Aim of the exercise:
Skip all pictures. Set down only the lines starting at the line containing "Convert this screenshot" and running to the end of the listing.

Data for this task:

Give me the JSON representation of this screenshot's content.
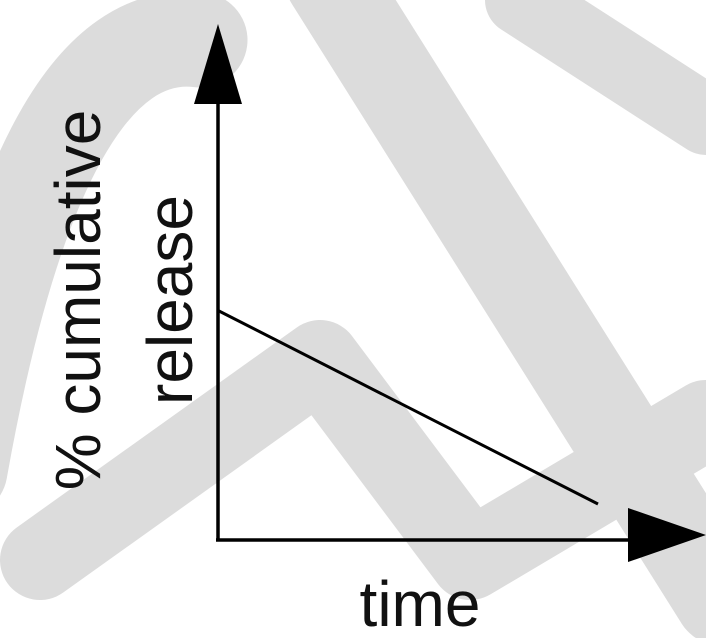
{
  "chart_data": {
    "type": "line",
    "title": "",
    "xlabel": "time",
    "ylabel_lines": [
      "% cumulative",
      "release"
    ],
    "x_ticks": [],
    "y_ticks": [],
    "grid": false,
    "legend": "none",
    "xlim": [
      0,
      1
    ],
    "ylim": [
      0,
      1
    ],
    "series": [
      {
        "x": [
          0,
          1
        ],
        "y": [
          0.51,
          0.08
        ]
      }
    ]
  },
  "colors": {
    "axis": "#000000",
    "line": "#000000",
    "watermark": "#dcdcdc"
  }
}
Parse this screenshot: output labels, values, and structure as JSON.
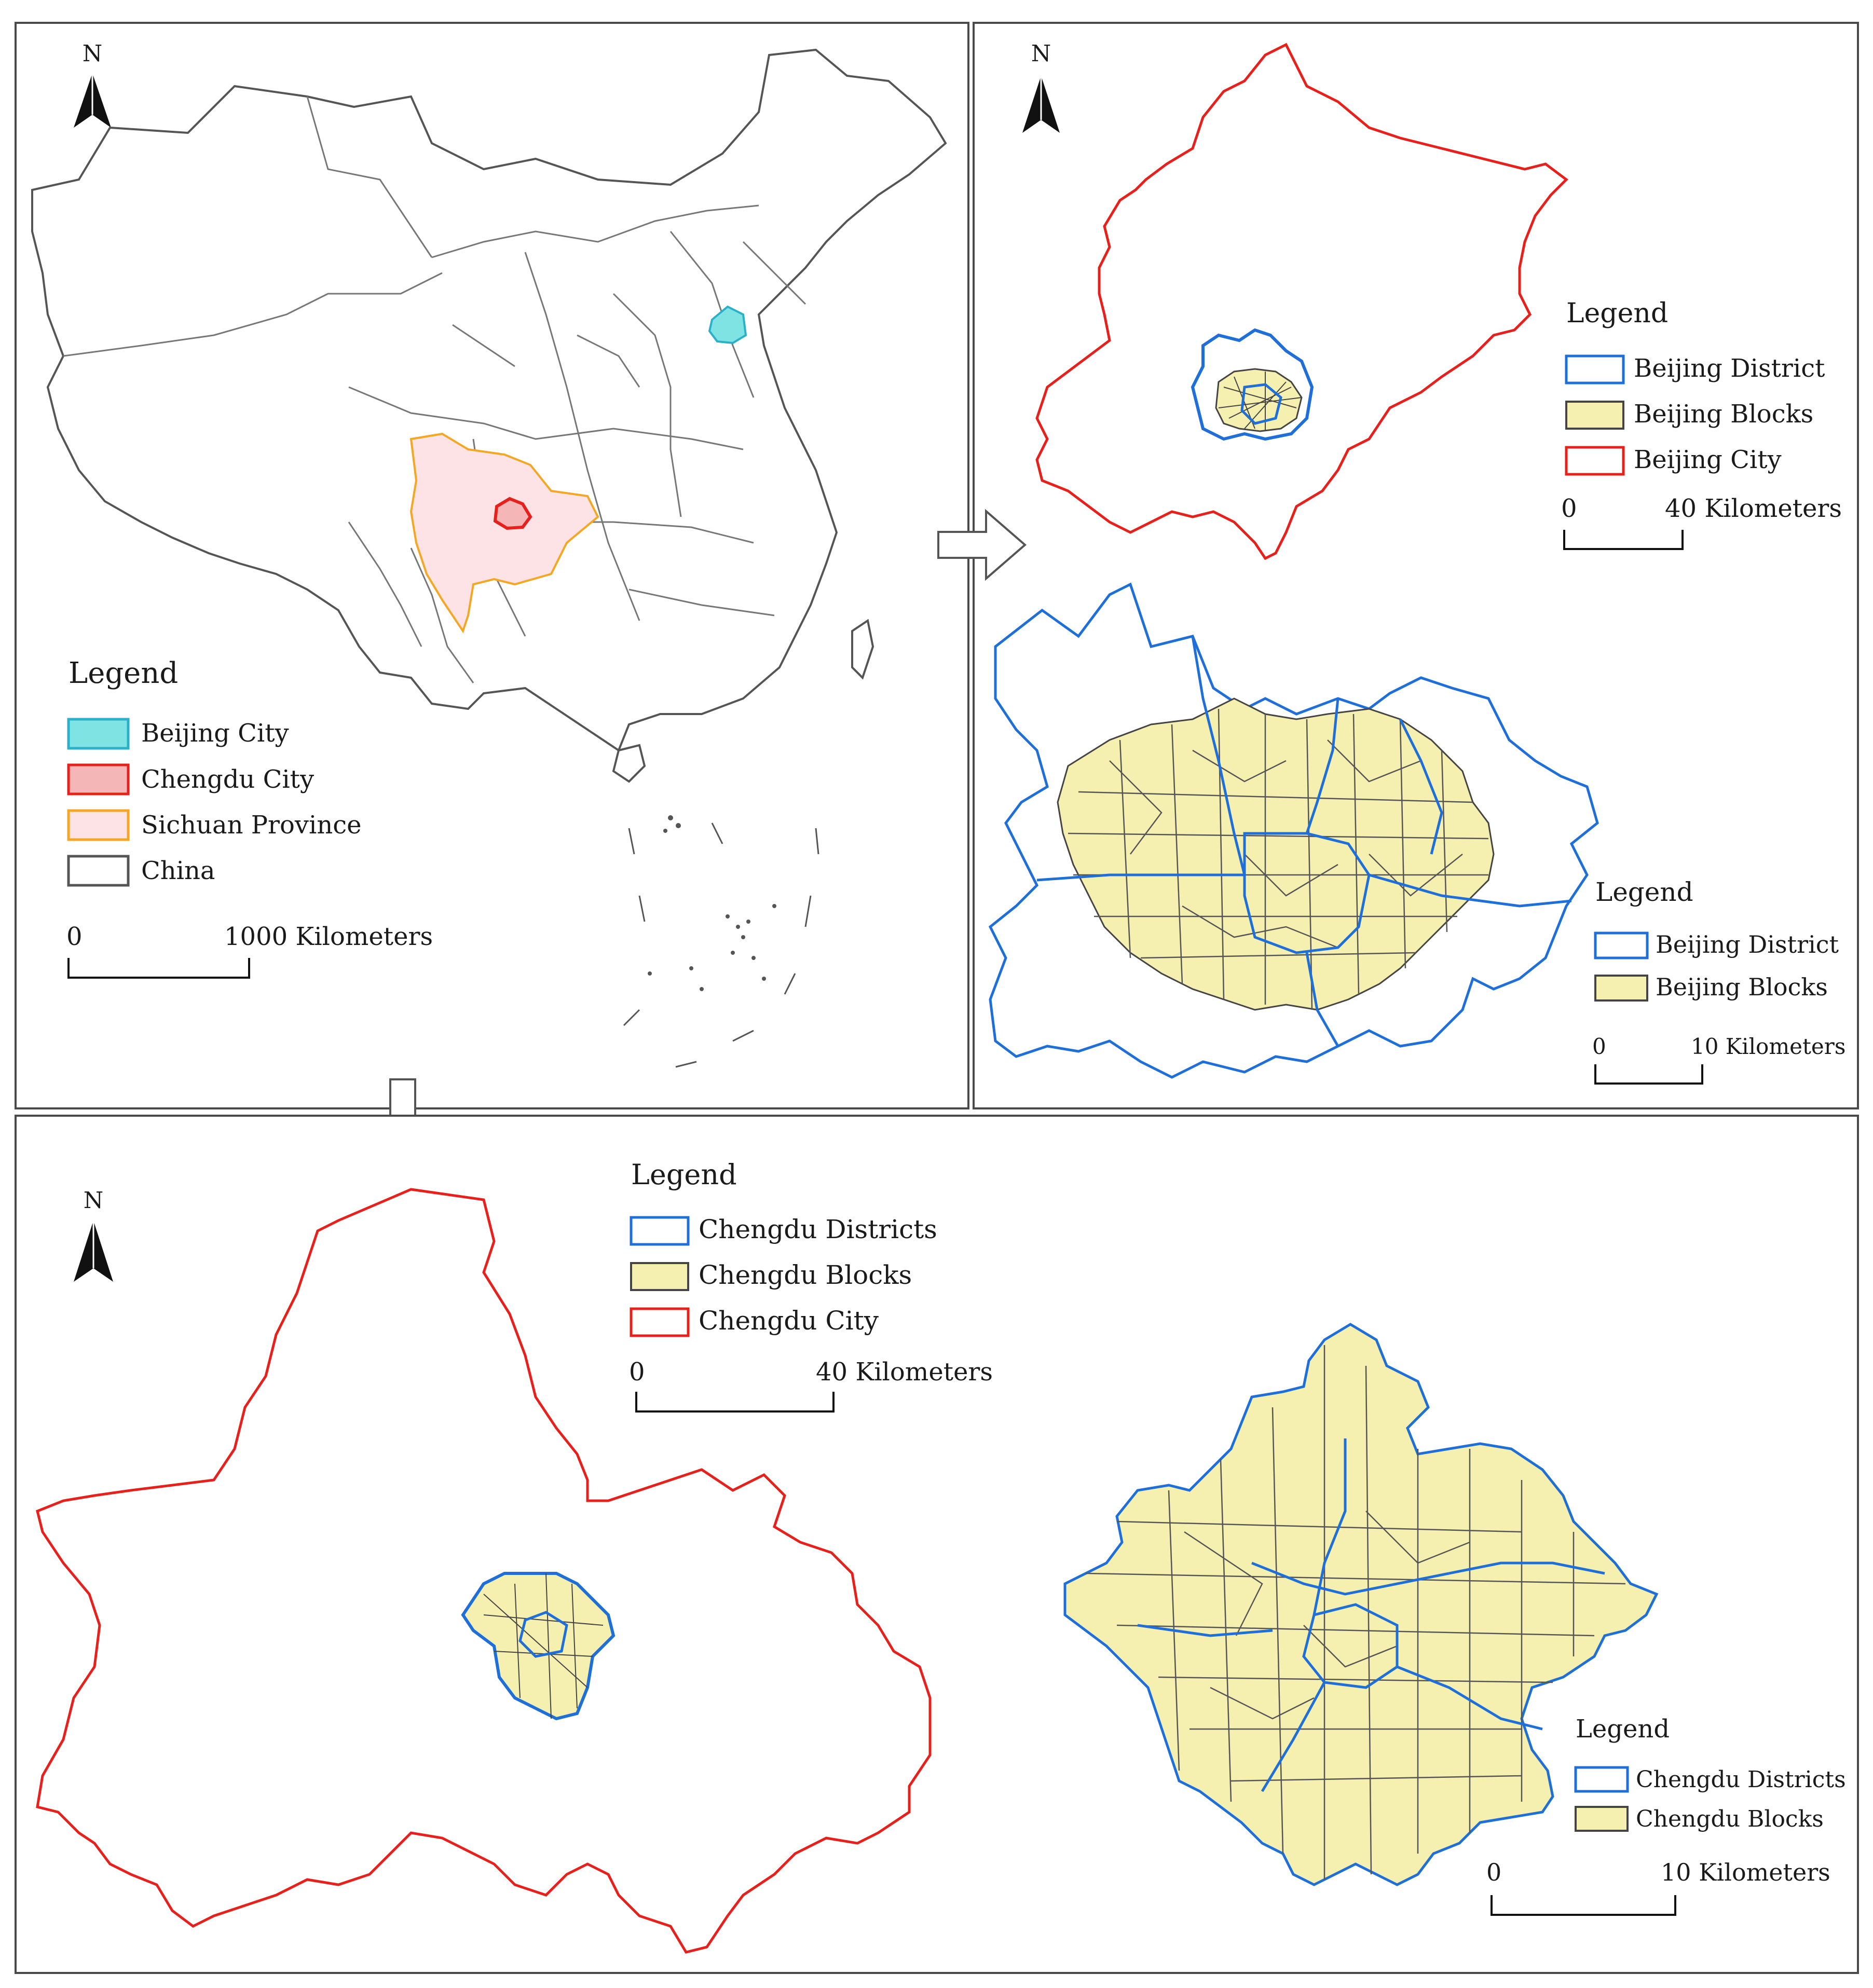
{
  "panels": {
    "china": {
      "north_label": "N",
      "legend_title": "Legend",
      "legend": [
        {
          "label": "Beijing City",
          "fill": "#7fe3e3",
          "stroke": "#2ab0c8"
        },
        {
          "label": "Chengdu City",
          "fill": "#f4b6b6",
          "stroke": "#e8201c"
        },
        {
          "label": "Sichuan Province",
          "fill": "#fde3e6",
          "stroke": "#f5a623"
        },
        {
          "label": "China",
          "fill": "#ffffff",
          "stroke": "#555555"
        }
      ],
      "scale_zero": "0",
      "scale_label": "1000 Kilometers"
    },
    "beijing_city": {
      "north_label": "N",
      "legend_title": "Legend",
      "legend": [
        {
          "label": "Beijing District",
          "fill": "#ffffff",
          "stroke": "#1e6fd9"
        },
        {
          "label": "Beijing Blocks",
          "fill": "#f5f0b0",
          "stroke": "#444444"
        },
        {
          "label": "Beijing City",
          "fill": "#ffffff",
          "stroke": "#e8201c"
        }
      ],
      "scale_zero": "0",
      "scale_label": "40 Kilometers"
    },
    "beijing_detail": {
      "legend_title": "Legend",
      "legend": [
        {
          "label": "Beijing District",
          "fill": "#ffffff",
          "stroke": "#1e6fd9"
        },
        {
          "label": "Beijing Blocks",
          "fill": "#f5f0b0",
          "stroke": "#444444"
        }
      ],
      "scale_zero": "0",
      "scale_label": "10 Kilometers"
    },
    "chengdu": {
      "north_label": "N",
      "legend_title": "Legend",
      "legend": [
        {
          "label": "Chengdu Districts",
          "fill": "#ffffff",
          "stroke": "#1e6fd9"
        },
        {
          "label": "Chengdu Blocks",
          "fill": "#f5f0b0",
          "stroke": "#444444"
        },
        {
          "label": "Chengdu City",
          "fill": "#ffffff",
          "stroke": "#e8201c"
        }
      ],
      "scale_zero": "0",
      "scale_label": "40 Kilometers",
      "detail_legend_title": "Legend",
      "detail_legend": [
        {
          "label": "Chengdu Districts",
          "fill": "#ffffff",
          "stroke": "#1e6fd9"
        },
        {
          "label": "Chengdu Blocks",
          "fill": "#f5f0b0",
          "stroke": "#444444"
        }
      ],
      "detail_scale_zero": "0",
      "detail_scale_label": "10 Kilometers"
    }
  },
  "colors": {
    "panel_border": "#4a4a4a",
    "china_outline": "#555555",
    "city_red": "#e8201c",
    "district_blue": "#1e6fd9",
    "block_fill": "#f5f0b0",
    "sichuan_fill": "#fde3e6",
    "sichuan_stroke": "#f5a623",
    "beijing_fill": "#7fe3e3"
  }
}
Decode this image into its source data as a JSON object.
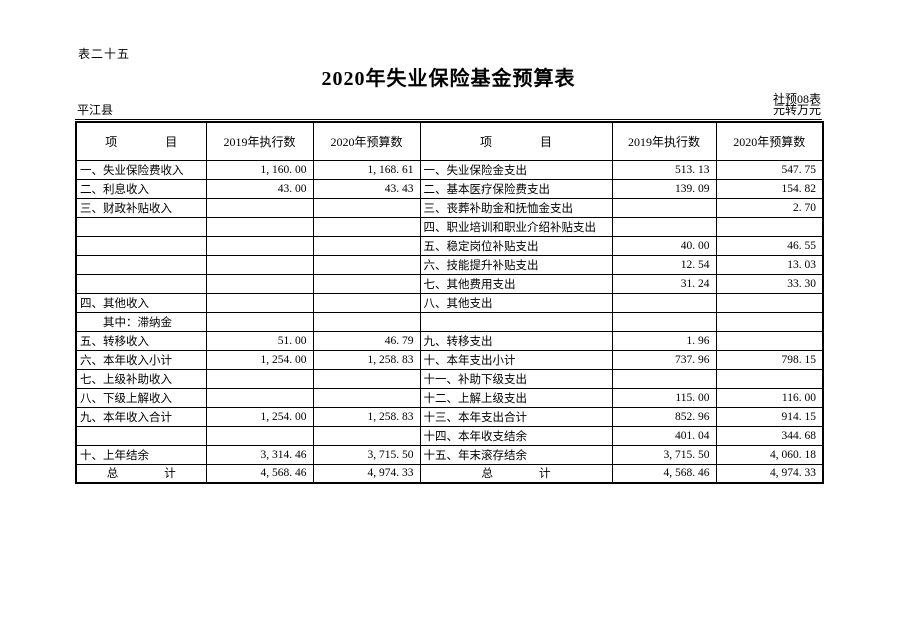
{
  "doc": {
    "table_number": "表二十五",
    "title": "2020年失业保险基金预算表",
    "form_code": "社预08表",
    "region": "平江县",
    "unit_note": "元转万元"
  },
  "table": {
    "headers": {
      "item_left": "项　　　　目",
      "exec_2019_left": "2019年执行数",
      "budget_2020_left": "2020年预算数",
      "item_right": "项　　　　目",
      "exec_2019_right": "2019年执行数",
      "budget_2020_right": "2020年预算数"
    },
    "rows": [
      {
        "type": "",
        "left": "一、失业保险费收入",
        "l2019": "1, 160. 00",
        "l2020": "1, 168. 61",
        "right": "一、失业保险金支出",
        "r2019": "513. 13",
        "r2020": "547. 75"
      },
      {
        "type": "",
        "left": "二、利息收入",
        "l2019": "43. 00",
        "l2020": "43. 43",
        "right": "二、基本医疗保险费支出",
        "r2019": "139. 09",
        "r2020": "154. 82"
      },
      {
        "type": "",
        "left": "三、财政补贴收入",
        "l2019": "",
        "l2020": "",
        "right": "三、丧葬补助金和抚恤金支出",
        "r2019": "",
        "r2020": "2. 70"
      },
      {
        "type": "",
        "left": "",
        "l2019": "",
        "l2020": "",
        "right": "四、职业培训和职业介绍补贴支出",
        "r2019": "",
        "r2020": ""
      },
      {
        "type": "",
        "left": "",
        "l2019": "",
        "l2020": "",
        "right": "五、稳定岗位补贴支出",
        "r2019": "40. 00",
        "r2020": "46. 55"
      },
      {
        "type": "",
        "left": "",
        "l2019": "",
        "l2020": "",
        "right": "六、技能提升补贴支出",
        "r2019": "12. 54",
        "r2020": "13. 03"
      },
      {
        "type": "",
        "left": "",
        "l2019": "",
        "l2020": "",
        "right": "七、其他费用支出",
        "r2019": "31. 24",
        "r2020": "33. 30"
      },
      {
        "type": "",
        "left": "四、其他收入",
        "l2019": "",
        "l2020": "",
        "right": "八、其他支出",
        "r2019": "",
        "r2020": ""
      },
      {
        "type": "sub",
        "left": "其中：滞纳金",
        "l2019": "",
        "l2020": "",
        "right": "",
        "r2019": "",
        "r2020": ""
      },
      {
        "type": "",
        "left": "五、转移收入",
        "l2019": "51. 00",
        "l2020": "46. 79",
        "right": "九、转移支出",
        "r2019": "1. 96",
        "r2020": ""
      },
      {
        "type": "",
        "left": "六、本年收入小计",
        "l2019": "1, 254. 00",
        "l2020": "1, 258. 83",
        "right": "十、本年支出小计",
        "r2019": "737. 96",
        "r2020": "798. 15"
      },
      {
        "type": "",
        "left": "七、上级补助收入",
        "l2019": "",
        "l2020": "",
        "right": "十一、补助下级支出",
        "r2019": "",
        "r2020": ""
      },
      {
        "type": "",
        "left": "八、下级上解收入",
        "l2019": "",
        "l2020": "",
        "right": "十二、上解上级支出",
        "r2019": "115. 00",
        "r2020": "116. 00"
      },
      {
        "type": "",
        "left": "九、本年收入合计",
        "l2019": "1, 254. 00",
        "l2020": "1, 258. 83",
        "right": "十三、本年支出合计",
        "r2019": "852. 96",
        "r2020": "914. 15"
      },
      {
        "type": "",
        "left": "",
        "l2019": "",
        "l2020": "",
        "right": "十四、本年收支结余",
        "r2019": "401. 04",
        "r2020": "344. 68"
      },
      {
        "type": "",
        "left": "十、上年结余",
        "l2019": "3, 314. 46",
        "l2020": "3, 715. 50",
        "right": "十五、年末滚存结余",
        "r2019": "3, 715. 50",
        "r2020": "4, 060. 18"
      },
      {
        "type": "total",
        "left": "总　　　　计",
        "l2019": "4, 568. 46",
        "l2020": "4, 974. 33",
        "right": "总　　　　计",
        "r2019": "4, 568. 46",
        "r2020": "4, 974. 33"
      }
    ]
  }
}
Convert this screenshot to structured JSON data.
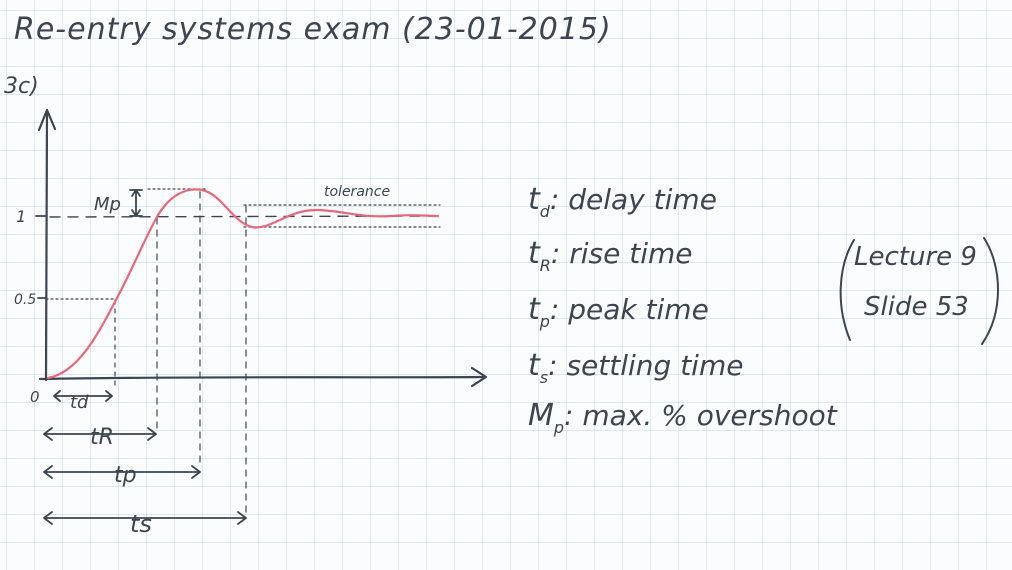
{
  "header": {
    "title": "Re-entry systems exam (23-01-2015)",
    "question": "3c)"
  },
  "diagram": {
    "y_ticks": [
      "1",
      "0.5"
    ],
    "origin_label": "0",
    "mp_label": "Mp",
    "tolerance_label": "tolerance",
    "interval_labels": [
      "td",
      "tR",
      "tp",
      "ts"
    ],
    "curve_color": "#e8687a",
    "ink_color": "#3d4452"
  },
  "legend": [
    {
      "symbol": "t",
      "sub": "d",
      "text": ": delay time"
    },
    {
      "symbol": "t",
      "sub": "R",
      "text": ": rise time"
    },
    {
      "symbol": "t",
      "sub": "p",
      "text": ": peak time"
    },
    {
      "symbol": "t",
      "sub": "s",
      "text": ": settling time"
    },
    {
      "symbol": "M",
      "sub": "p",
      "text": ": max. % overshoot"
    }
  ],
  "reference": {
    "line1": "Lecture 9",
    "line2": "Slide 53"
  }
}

Final result:
Convert this screenshot to structured JSON data.
{
  "header": {
    "title": "Re-entry systems exam (23-01-2015)",
    "question": "3c)"
  },
  "diagram": {
    "y_ticks": [
      "1",
      "0.5"
    ],
    "origin_label": "0",
    "mp_label": "Mp",
    "tolerance_label": "tolerance",
    "interval_labels": [
      "td",
      "tR",
      "tp",
      "ts"
    ],
    "curve_color": "#e8687a",
    "ink_color": "#3d4452"
  },
  "legend": [
    {
      "symbol": "t",
      "sub": "d",
      "text": ": delay time"
    },
    {
      "symbol": "t",
      "sub": "R",
      "text": ": rise time"
    },
    {
      "symbol": "t",
      "sub": "p",
      "text": ": peak time"
    },
    {
      "symbol": "t",
      "sub": "s",
      "text": ": settling time"
    },
    {
      "symbol": "M",
      "sub": "p",
      "text": ": max. % overshoot"
    }
  ],
  "reference": {
    "line1": "Lecture 9",
    "line2": "Slide 53"
  }
}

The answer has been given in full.